* BEGIN Records supplied *
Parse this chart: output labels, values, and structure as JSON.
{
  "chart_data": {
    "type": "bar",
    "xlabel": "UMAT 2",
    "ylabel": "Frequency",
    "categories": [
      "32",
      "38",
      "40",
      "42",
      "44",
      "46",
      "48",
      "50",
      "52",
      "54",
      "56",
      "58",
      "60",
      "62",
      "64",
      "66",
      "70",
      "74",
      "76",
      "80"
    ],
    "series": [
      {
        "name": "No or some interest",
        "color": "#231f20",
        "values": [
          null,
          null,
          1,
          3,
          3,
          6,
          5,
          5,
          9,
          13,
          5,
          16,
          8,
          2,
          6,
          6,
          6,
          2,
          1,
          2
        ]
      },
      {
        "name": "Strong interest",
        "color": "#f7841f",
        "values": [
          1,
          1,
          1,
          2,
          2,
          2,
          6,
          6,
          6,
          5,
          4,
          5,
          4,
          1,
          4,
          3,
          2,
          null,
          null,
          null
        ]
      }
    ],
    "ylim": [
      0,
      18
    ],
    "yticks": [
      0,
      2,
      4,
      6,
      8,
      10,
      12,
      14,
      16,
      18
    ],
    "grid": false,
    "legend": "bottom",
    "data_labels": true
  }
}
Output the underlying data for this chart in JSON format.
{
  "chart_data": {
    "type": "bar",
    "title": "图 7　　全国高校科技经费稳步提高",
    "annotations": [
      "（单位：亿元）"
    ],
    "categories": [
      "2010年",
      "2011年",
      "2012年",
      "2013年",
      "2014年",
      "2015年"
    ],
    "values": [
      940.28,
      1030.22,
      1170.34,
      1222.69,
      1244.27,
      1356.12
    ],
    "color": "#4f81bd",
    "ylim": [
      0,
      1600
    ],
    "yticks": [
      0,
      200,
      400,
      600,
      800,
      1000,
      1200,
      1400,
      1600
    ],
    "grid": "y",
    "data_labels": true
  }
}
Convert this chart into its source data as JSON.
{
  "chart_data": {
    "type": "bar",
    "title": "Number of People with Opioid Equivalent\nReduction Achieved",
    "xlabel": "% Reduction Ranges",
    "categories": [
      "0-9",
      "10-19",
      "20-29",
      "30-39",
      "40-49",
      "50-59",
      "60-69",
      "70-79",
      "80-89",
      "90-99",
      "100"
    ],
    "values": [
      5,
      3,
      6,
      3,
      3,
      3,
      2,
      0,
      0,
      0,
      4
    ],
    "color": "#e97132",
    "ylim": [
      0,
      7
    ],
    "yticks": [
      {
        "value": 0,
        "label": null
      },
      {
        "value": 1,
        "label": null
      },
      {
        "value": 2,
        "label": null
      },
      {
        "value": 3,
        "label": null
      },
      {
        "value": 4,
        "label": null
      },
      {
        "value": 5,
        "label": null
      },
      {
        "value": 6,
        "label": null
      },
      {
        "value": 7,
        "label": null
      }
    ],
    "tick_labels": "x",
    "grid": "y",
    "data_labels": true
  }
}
* END Records supplied *
Problem description: Reproduce the material precisely, including every line.

Exercise answer:
Parse this chart: output labels, values, and structure as JSON.
{
  "chart_data": {
    "type": "bar",
    "xlabel": "UMAT 2",
    "ylabel": "Frequency",
    "categories": [
      "32",
      "38",
      "40",
      "42",
      "44",
      "46",
      "48",
      "50",
      "52",
      "54",
      "56",
      "58",
      "60",
      "62",
      "64",
      "66",
      "70",
      "74",
      "76",
      "80"
    ],
    "series": [
      {
        "name": "No or some interest",
        "color": "#231f20",
        "values": [
          null,
          null,
          1,
          3,
          3,
          6,
          5,
          5,
          9,
          13,
          5,
          16,
          8,
          2,
          6,
          6,
          6,
          2,
          1,
          2
        ]
      },
      {
        "name": "Strong interest",
        "color": "#f7841f",
        "values": [
          1,
          1,
          1,
          2,
          2,
          2,
          6,
          6,
          6,
          5,
          4,
          5,
          4,
          1,
          4,
          3,
          2,
          null,
          null,
          null
        ]
      }
    ],
    "ylim": [
      0,
      18
    ],
    "yticks": [
      0,
      2,
      4,
      6,
      8,
      10,
      12,
      14,
      16,
      18
    ],
    "grid": false,
    "legend": "bottom",
    "data_labels": true
  }
}
Output the underlying data for this chart in JSON format.
{
  "chart_data": {
    "type": "bar",
    "title": "图 7　　全国高校科技经费稳步提高",
    "annotations": [
      "（单位：亿元）"
    ],
    "categories": [
      "2010年",
      "2011年",
      "2012年",
      "2013年",
      "2014年",
      "2015年"
    ],
    "values": [
      940.28,
      1030.22,
      1170.34,
      1222.69,
      1244.27,
      1356.12
    ],
    "color": "#4f81bd",
    "ylim": [
      0,
      1600
    ],
    "yticks": [
      0,
      200,
      400,
      600,
      800,
      1000,
      1200,
      1400,
      1600
    ],
    "grid": "y",
    "data_labels": true
  }
}
Convert this chart into its source data as JSON.
{
  "chart_data": {
    "type": "bar",
    "title": "Number of People with Opioid Equivalent\nReduction Achieved",
    "xlabel": "% Reduction Ranges",
    "categories": [
      "0-9",
      "10-19",
      "20-29",
      "30-39",
      "40-49",
      "50-59",
      "60-69",
      "70-79",
      "80-89",
      "90-99",
      "100"
    ],
    "values": [
      5,
      3,
      6,
      3,
      3,
      3,
      2,
      0,
      0,
      0,
      4
    ],
    "color": "#e97132",
    "ylim": [
      0,
      7
    ],
    "yticks": [
      {
        "value": 0,
        "label": null
      },
      {
        "value": 1,
        "label": null
      },
      {
        "value": 2,
        "label": null
      },
      {
        "value": 3,
        "label": null
      },
      {
        "value": 4,
        "label": null
      },
      {
        "value": 5,
        "label": null
      },
      {
        "value": 6,
        "label": null
      },
      {
        "value": 7,
        "label": null
      }
    ],
    "tick_labels": "x",
    "grid": "y",
    "data_labels": true
  }
}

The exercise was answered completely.